■ Your task
Everything in the data should be repeated exactly, save for the images.

■ Data
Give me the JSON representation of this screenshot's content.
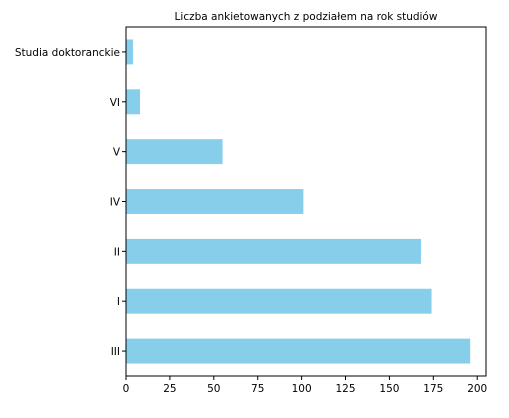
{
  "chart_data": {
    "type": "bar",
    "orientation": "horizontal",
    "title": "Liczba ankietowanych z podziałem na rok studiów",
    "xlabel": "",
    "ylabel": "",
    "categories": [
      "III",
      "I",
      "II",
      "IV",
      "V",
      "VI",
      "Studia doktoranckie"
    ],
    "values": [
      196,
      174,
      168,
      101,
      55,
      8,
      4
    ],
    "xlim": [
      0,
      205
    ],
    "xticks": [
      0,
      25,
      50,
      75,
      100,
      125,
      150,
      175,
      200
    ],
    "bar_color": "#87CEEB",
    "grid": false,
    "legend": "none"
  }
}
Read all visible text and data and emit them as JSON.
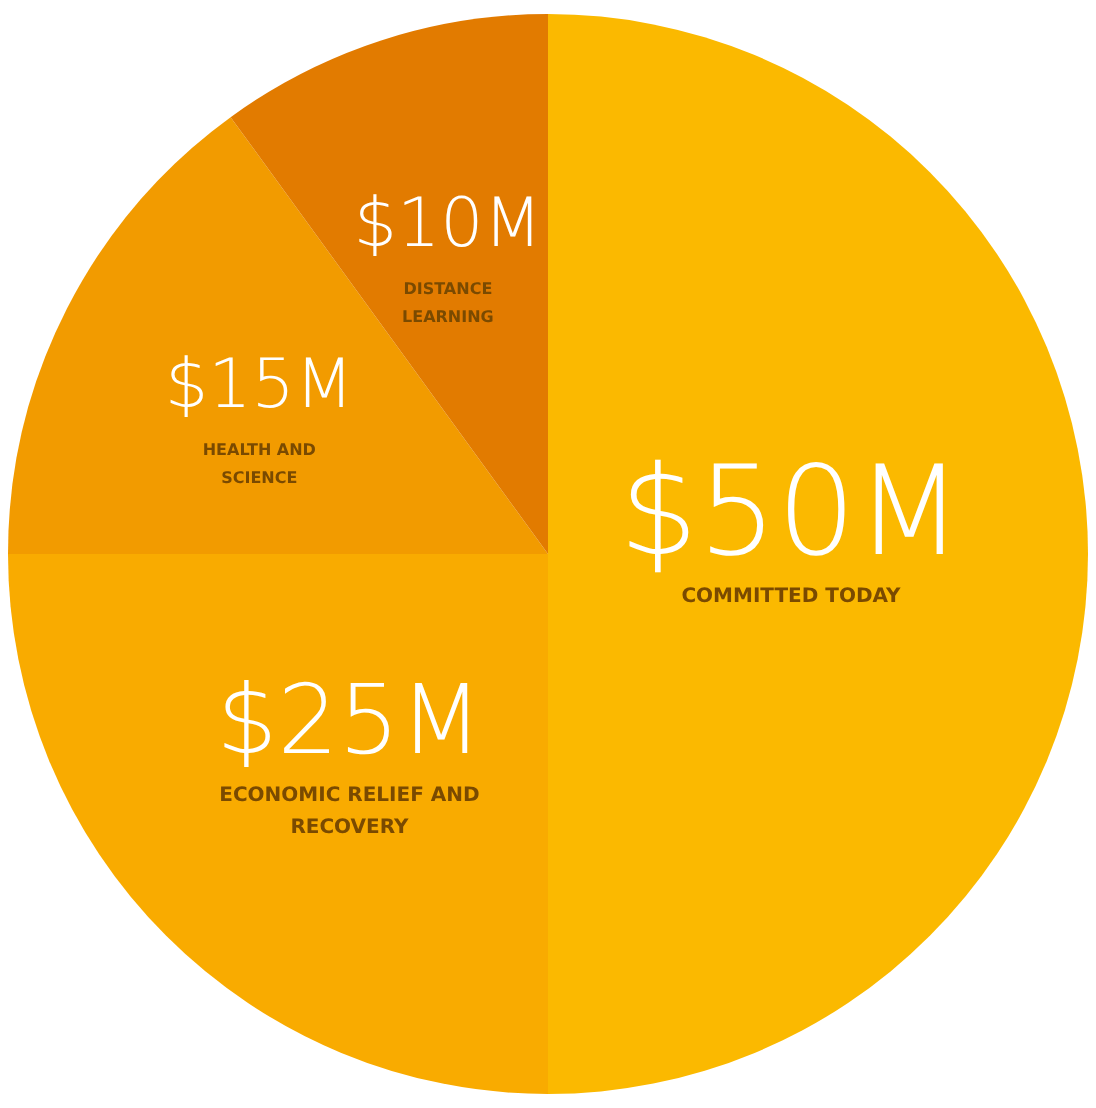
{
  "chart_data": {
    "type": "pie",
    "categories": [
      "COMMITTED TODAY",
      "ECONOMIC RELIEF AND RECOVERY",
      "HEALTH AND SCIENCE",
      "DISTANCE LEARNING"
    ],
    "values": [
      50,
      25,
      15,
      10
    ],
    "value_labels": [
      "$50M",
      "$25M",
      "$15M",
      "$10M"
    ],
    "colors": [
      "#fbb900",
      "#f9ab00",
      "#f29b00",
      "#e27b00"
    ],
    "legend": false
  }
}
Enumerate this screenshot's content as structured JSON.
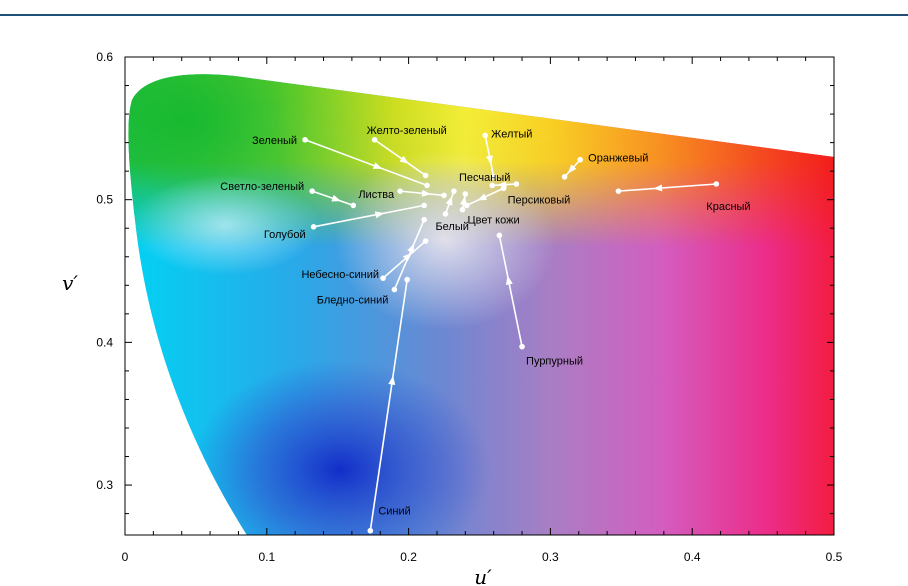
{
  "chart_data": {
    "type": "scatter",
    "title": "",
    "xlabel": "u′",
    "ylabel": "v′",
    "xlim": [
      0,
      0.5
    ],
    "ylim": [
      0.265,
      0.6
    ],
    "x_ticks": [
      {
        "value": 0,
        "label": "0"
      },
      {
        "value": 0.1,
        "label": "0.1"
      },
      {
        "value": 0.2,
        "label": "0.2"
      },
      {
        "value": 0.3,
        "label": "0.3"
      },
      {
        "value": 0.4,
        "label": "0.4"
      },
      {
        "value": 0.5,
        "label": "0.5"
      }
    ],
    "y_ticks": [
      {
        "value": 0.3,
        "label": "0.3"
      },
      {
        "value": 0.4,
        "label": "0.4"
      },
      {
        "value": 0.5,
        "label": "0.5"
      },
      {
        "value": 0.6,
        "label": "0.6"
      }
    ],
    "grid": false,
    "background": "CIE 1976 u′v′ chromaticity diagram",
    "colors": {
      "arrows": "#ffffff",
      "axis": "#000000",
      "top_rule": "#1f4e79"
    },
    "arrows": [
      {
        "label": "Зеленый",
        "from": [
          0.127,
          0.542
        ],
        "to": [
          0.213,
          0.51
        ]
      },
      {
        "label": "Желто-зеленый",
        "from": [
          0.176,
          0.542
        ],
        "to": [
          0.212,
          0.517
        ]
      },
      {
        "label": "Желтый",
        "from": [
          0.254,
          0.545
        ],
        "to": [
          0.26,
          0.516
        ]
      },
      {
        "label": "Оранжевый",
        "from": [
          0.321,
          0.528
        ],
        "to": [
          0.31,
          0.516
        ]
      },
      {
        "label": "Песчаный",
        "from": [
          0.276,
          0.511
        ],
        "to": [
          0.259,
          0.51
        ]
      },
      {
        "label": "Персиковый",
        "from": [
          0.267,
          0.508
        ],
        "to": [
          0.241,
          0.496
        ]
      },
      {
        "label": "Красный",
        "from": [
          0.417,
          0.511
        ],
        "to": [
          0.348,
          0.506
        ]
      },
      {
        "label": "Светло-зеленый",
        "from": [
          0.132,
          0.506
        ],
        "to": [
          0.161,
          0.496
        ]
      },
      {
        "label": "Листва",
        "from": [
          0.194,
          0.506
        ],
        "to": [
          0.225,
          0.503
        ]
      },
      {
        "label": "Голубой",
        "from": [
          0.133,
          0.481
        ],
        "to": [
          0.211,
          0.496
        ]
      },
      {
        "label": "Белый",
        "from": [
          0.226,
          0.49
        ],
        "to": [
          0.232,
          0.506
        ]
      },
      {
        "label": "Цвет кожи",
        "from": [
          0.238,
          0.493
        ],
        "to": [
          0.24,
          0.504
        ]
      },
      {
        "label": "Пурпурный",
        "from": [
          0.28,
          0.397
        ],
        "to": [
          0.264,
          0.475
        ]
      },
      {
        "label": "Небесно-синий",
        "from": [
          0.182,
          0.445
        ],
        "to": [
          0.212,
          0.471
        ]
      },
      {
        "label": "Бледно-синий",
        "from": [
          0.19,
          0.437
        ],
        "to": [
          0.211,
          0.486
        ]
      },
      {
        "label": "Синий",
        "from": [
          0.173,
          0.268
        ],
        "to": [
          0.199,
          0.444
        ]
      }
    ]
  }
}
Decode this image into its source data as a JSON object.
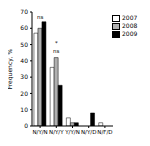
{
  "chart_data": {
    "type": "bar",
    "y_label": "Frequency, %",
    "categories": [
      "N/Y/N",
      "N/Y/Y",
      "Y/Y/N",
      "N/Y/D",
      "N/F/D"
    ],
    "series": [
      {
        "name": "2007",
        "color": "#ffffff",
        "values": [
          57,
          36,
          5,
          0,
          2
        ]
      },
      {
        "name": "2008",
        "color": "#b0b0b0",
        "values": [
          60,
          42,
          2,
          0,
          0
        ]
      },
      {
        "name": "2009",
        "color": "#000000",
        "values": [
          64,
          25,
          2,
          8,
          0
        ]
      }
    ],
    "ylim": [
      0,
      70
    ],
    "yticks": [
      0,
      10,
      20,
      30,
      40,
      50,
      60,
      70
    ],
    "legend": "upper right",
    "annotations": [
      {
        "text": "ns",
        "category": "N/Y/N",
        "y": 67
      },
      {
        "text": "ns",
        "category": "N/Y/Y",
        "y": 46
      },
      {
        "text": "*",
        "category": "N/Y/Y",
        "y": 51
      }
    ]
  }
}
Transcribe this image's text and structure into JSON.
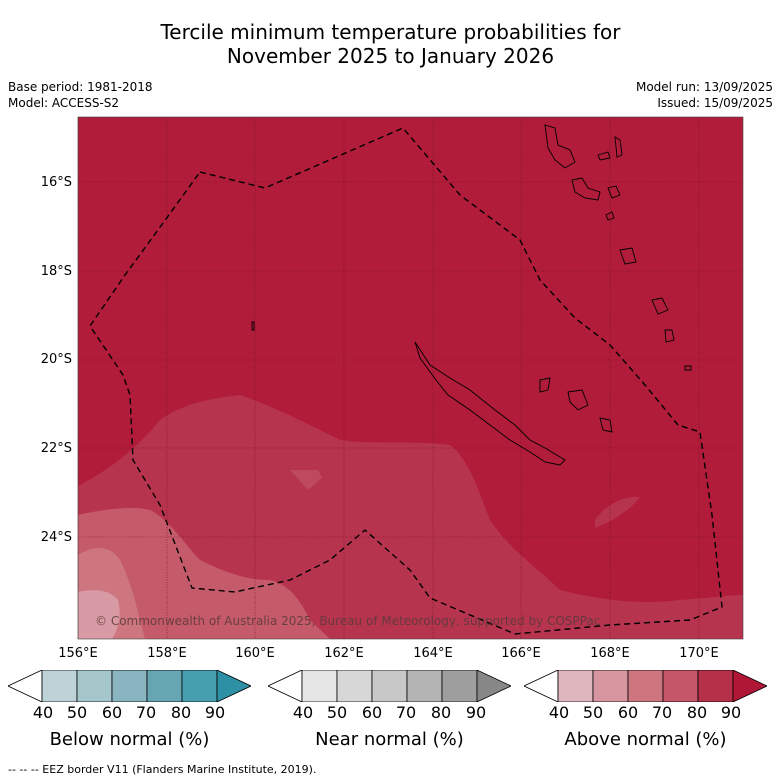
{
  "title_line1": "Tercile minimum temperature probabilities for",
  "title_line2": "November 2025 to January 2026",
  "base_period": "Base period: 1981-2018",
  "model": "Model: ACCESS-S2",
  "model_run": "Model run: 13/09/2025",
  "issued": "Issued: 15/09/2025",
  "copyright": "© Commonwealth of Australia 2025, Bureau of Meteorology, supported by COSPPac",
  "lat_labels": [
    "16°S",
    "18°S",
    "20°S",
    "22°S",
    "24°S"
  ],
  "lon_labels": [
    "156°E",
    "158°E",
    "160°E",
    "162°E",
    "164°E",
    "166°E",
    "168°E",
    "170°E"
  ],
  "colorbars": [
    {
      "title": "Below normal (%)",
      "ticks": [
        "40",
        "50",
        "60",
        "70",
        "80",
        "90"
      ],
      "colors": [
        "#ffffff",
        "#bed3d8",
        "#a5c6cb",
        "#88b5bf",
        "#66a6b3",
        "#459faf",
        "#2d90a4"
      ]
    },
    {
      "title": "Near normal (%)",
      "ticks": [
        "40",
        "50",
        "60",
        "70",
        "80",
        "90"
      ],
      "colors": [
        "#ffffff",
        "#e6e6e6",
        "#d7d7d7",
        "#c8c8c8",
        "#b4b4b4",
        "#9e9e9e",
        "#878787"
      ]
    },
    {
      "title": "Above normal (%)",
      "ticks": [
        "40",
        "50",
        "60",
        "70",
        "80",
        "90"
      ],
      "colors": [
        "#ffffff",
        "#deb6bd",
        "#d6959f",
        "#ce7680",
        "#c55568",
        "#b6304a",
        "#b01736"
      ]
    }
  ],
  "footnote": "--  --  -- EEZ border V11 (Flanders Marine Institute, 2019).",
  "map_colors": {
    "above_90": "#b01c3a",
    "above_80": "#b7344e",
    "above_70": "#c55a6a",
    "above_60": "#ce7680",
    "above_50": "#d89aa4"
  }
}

■ Task solution
Give me the JSON representation of this screenshot's content.
{
  "chart_data": {
    "type": "bar",
    "orientation": "horizontal",
    "title": "Liczba ankietowanych z podziałem na rok studiów",
    "xlabel": "",
    "ylabel": "",
    "categories": [
      "III",
      "I",
      "II",
      "IV",
      "V",
      "VI",
      "Studia doktoranckie"
    ],
    "values": [
      196,
      174,
      168,
      101,
      55,
      8,
      4
    ],
    "xlim": [
      0,
      205
    ],
    "xticks": [
      0,
      25,
      50,
      75,
      100,
      125,
      150,
      175,
      200
    ],
    "bar_color": "#87CEEB",
    "grid": false,
    "legend": "none"
  }
}
Read all visible text and data and emit them as JSON.
{
  "chart_data": {
    "type": "pie",
    "categories": [
      "COMMITTED TODAY",
      "ECONOMIC RELIEF AND RECOVERY",
      "HEALTH AND SCIENCE",
      "DISTANCE LEARNING"
    ],
    "values": [
      50,
      25,
      15,
      10
    ],
    "value_labels": [
      "$50M",
      "$25M",
      "$15M",
      "$10M"
    ],
    "colors": [
      "#fbb900",
      "#f9ab00",
      "#f29b00",
      "#e27b00"
    ],
    "legend": false
  }
}
Enumerate this screenshot's content as structured JSON.
{
  "chart_data": {
    "type": "scatter",
    "title": "",
    "xlabel": "u′",
    "ylabel": "v′",
    "xlim": [
      0,
      0.5
    ],
    "ylim": [
      0.265,
      0.6
    ],
    "x_ticks": [
      {
        "value": 0,
        "label": "0"
      },
      {
        "value": 0.1,
        "label": "0.1"
      },
      {
        "value": 0.2,
        "label": "0.2"
      },
      {
        "value": 0.3,
        "label": "0.3"
      },
      {
        "value": 0.4,
        "label": "0.4"
      },
      {
        "value": 0.5,
        "label": "0.5"
      }
    ],
    "y_ticks": [
      {
        "value": 0.3,
        "label": "0.3"
      },
      {
        "value": 0.4,
        "label": "0.4"
      },
      {
        "value": 0.5,
        "label": "0.5"
      },
      {
        "value": 0.6,
        "label": "0.6"
      }
    ],
    "grid": false,
    "background": "CIE 1976 u′v′ chromaticity diagram",
    "colors": {
      "arrows": "#ffffff",
      "axis": "#000000",
      "top_rule": "#1f4e79"
    },
    "arrows": [
      {
        "label": "Зеленый",
        "from": [
          0.127,
          0.542
        ],
        "to": [
          0.213,
          0.51
        ]
      },
      {
        "label": "Желто-зеленый",
        "from": [
          0.176,
          0.542
        ],
        "to": [
          0.212,
          0.517
        ]
      },
      {
        "label": "Желтый",
        "from": [
          0.254,
          0.545
        ],
        "to": [
          0.26,
          0.516
        ]
      },
      {
        "label": "Оранжевый",
        "from": [
          0.321,
          0.528
        ],
        "to": [
          0.31,
          0.516
        ]
      },
      {
        "label": "Песчаный",
        "from": [
          0.276,
          0.511
        ],
        "to": [
          0.259,
          0.51
        ]
      },
      {
        "label": "Персиковый",
        "from": [
          0.267,
          0.508
        ],
        "to": [
          0.241,
          0.496
        ]
      },
      {
        "label": "Красный",
        "from": [
          0.417,
          0.511
        ],
        "to": [
          0.348,
          0.506
        ]
      },
      {
        "label": "Светло-зеленый",
        "from": [
          0.132,
          0.506
        ],
        "to": [
          0.161,
          0.496
        ]
      },
      {
        "label": "Листва",
        "from": [
          0.194,
          0.506
        ],
        "to": [
          0.225,
          0.503
        ]
      },
      {
        "label": "Голубой",
        "from": [
          0.133,
          0.481
        ],
        "to": [
          0.211,
          0.496
        ]
      },
      {
        "label": "Белый",
        "from": [
          0.226,
          0.49
        ],
        "to": [
          0.232,
          0.506
        ]
      },
      {
        "label": "Цвет кожи",
        "from": [
          0.238,
          0.493
        ],
        "to": [
          0.24,
          0.504
        ]
      },
      {
        "label": "Пурпурный",
        "from": [
          0.28,
          0.397
        ],
        "to": [
          0.264,
          0.475
        ]
      },
      {
        "label": "Небесно-синий",
        "from": [
          0.182,
          0.445
        ],
        "to": [
          0.212,
          0.471
        ]
      },
      {
        "label": "Бледно-синий",
        "from": [
          0.19,
          0.437
        ],
        "to": [
          0.211,
          0.486
        ]
      },
      {
        "label": "Синий",
        "from": [
          0.173,
          0.268
        ],
        "to": [
          0.199,
          0.444
        ]
      }
    ]
  }
}
Decode this image into its source data as a JSON object.
{
  "chart_data": {
    "type": "bar",
    "y_label": "Frequency, %",
    "categories": [
      "N/Y/N",
      "N/Y/Y",
      "Y/Y/N",
      "N/Y/D",
      "N/F/D"
    ],
    "series": [
      {
        "name": "2007",
        "color": "#ffffff",
        "values": [
          57,
          36,
          5,
          0,
          2
        ]
      },
      {
        "name": "2008",
        "color": "#b0b0b0",
        "values": [
          60,
          42,
          2,
          0,
          0
        ]
      },
      {
        "name": "2009",
        "color": "#000000",
        "values": [
          64,
          25,
          2,
          8,
          0
        ]
      }
    ],
    "ylim": [
      0,
      70
    ],
    "yticks": [
      0,
      10,
      20,
      30,
      40,
      50,
      60,
      70
    ],
    "legend": "upper right",
    "annotations": [
      {
        "text": "ns",
        "category": "N/Y/N",
        "y": 67
      },
      {
        "text": "ns",
        "category": "N/Y/Y",
        "y": 46
      },
      {
        "text": "*",
        "category": "N/Y/Y",
        "y": 51
      }
    ]
  }
}
Transcribe this image's text and structure into JSON.
{
  "title_line1": "Tercile minimum temperature probabilities for",
  "title_line2": "November 2025 to January 2026",
  "base_period": "Base period: 1981-2018",
  "model": "Model: ACCESS-S2",
  "model_run": "Model run: 13/09/2025",
  "issued": "Issued: 15/09/2025",
  "copyright": "© Commonwealth of Australia 2025, Bureau of Meteorology, supported by COSPPac",
  "lat_labels": [
    "16°S",
    "18°S",
    "20°S",
    "22°S",
    "24°S"
  ],
  "lon_labels": [
    "156°E",
    "158°E",
    "160°E",
    "162°E",
    "164°E",
    "166°E",
    "168°E",
    "170°E"
  ],
  "colorbars": [
    {
      "title": "Below normal (%)",
      "ticks": [
        "40",
        "50",
        "60",
        "70",
        "80",
        "90"
      ],
      "colors": [
        "#ffffff",
        "#bed3d8",
        "#a5c6cb",
        "#88b5bf",
        "#66a6b3",
        "#459faf",
        "#2d90a4"
      ]
    },
    {
      "title": "Near normal (%)",
      "ticks": [
        "40",
        "50",
        "60",
        "70",
        "80",
        "90"
      ],
      "colors": [
        "#ffffff",
        "#e6e6e6",
        "#d7d7d7",
        "#c8c8c8",
        "#b4b4b4",
        "#9e9e9e",
        "#878787"
      ]
    },
    {
      "title": "Above normal (%)",
      "ticks": [
        "40",
        "50",
        "60",
        "70",
        "80",
        "90"
      ],
      "colors": [
        "#ffffff",
        "#deb6bd",
        "#d6959f",
        "#ce7680",
        "#c55568",
        "#b6304a",
        "#b01736"
      ]
    }
  ],
  "footnote": "--  --  -- EEZ border V11 (Flanders Marine Institute, 2019).",
  "map_colors": {
    "above_90": "#b01c3a",
    "above_80": "#b7344e",
    "above_70": "#c55a6a",
    "above_60": "#ce7680",
    "above_50": "#d89aa4"
  }
}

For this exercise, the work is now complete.